(Exercise task) Identify each line holding the string "Vierailija" and copy it.

—————

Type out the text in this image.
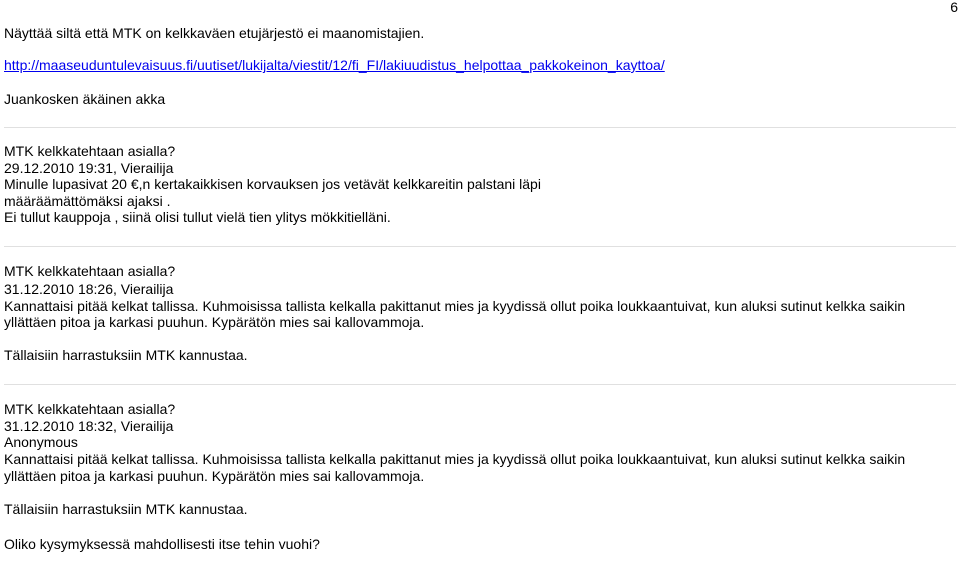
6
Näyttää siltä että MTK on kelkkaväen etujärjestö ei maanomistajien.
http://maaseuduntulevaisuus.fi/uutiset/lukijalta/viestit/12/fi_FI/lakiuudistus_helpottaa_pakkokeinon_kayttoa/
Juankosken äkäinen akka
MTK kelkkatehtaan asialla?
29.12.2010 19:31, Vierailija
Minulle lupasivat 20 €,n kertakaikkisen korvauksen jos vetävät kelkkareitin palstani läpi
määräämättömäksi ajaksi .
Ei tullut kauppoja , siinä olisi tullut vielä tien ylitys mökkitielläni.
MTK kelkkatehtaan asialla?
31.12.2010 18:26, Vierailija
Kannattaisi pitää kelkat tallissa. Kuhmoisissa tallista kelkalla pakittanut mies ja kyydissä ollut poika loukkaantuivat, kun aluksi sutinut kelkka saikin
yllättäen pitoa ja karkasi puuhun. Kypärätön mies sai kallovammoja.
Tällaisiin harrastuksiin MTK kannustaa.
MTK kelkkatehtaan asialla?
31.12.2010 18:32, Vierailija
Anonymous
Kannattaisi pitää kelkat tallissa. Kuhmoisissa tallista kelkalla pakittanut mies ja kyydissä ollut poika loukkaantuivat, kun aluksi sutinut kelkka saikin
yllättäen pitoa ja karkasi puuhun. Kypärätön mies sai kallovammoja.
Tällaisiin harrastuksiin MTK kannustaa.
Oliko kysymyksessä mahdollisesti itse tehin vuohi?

—————

(Solved problem)
29.12.2010 19:31, Vierailija
31.12.2010 18:26, Vierailija
31.12.2010 18:32, Vierailija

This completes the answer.